■ **The task**
Transcribe each line of the records below exactly, excluding any embedded images.

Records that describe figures
##########

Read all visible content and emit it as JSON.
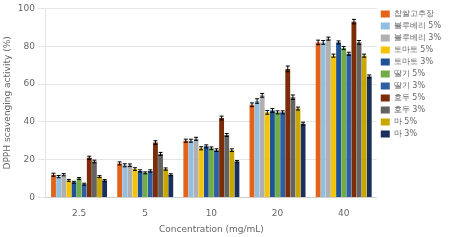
{
  "chart_data": {
    "type": "bar",
    "xlabel": "Concentration (mg/mL)",
    "ylabel": "DPPH scavenging activity (%)",
    "categories": [
      "2.5",
      "5",
      "10",
      "20",
      "40"
    ],
    "series": [
      {
        "name": "찹쌀고추장",
        "color": "#E2631A",
        "values": [
          12,
          18,
          30,
          49,
          82
        ],
        "errors": [
          0.8,
          0.8,
          0.8,
          1.0,
          1.2
        ]
      },
      {
        "name": "블루베리 5%",
        "color": "#92BFDF",
        "values": [
          11,
          17,
          30,
          51,
          82
        ],
        "errors": [
          0.6,
          0.8,
          0.8,
          1.2,
          1.0
        ]
      },
      {
        "name": "블루베리 3%",
        "color": "#B0B0B0",
        "values": [
          12,
          17,
          31,
          54,
          84
        ],
        "errors": [
          0.6,
          0.7,
          0.8,
          1.0,
          0.8
        ]
      },
      {
        "name": "토마토 5%",
        "color": "#F5C400",
        "values": [
          9,
          15,
          26,
          45,
          75
        ],
        "errors": [
          0.5,
          0.7,
          0.8,
          1.0,
          0.8
        ]
      },
      {
        "name": "토마토 3%",
        "color": "#1F5296",
        "values": [
          8,
          14,
          27,
          46,
          82
        ],
        "errors": [
          0.5,
          0.6,
          0.8,
          1.0,
          0.8
        ]
      },
      {
        "name": "딸기 5%",
        "color": "#70AD47",
        "values": [
          10,
          13,
          26,
          45,
          79
        ],
        "errors": [
          0.5,
          0.5,
          0.7,
          0.8,
          0.8
        ]
      },
      {
        "name": "딸기 3%",
        "color": "#2E5FA3",
        "values": [
          7,
          14,
          25,
          45,
          76
        ],
        "errors": [
          0.5,
          0.6,
          0.7,
          0.8,
          0.8
        ]
      },
      {
        "name": "호두 5%",
        "color": "#7B2C08",
        "values": [
          21,
          29,
          42,
          68,
          93
        ],
        "errors": [
          0.8,
          1.0,
          1.0,
          1.5,
          1.2
        ]
      },
      {
        "name": "호두 3%",
        "color": "#636363",
        "values": [
          19,
          23,
          33,
          53,
          82
        ],
        "errors": [
          0.7,
          0.8,
          0.8,
          1.2,
          1.0
        ]
      },
      {
        "name": "마 5%",
        "color": "#C8A800",
        "values": [
          11,
          15,
          25,
          47,
          75
        ],
        "errors": [
          0.5,
          0.6,
          0.7,
          0.8,
          0.8
        ]
      },
      {
        "name": "마 3%",
        "color": "#1A2F5A",
        "values": [
          9,
          12,
          19,
          39,
          64
        ],
        "errors": [
          0.5,
          0.5,
          0.5,
          0.8,
          0.8
        ]
      }
    ],
    "ylim": [
      0,
      100
    ],
    "yticks": [
      0,
      20,
      40,
      60,
      80,
      100
    ],
    "grid": true,
    "legend": "right"
  }
}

##########

■ **Reply**
Read all visible content and emit it as JSON.
{
  "chart_data": {
    "type": "bar",
    "xlabel": "Concentration (mg/mL)",
    "ylabel": "DPPH scavenging activity (%)",
    "categories": [
      "2.5",
      "5",
      "10",
      "20",
      "40"
    ],
    "series": [
      {
        "name": "찹쌀고추장",
        "color": "#E2631A",
        "values": [
          12,
          18,
          30,
          49,
          82
        ],
        "errors": [
          0.8,
          0.8,
          0.8,
          1.0,
          1.2
        ]
      },
      {
        "name": "블루베리 5%",
        "color": "#92BFDF",
        "values": [
          11,
          17,
          30,
          51,
          82
        ],
        "errors": [
          0.6,
          0.8,
          0.8,
          1.2,
          1.0
        ]
      },
      {
        "name": "블루베리 3%",
        "color": "#B0B0B0",
        "values": [
          12,
          17,
          31,
          54,
          84
        ],
        "errors": [
          0.6,
          0.7,
          0.8,
          1.0,
          0.8
        ]
      },
      {
        "name": "토마토 5%",
        "color": "#F5C400",
        "values": [
          9,
          15,
          26,
          45,
          75
        ],
        "errors": [
          0.5,
          0.7,
          0.8,
          1.0,
          0.8
        ]
      },
      {
        "name": "토마토 3%",
        "color": "#1F5296",
        "values": [
          8,
          14,
          27,
          46,
          82
        ],
        "errors": [
          0.5,
          0.6,
          0.8,
          1.0,
          0.8
        ]
      },
      {
        "name": "딸기 5%",
        "color": "#70AD47",
        "values": [
          10,
          13,
          26,
          45,
          79
        ],
        "errors": [
          0.5,
          0.5,
          0.7,
          0.8,
          0.8
        ]
      },
      {
        "name": "딸기 3%",
        "color": "#2E5FA3",
        "values": [
          7,
          14,
          25,
          45,
          76
        ],
        "errors": [
          0.5,
          0.6,
          0.7,
          0.8,
          0.8
        ]
      },
      {
        "name": "호두 5%",
        "color": "#7B2C08",
        "values": [
          21,
          29,
          42,
          68,
          93
        ],
        "errors": [
          0.8,
          1.0,
          1.0,
          1.5,
          1.2
        ]
      },
      {
        "name": "호두 3%",
        "color": "#636363",
        "values": [
          19,
          23,
          33,
          53,
          82
        ],
        "errors": [
          0.7,
          0.8,
          0.8,
          1.2,
          1.0
        ]
      },
      {
        "name": "마 5%",
        "color": "#C8A800",
        "values": [
          11,
          15,
          25,
          47,
          75
        ],
        "errors": [
          0.5,
          0.6,
          0.7,
          0.8,
          0.8
        ]
      },
      {
        "name": "마 3%",
        "color": "#1A2F5A",
        "values": [
          9,
          12,
          19,
          39,
          64
        ],
        "errors": [
          0.5,
          0.5,
          0.5,
          0.8,
          0.8
        ]
      }
    ],
    "ylim": [
      0,
      100
    ],
    "yticks": [
      0,
      20,
      40,
      60,
      80,
      100
    ],
    "grid": true,
    "legend": "right"
  }
}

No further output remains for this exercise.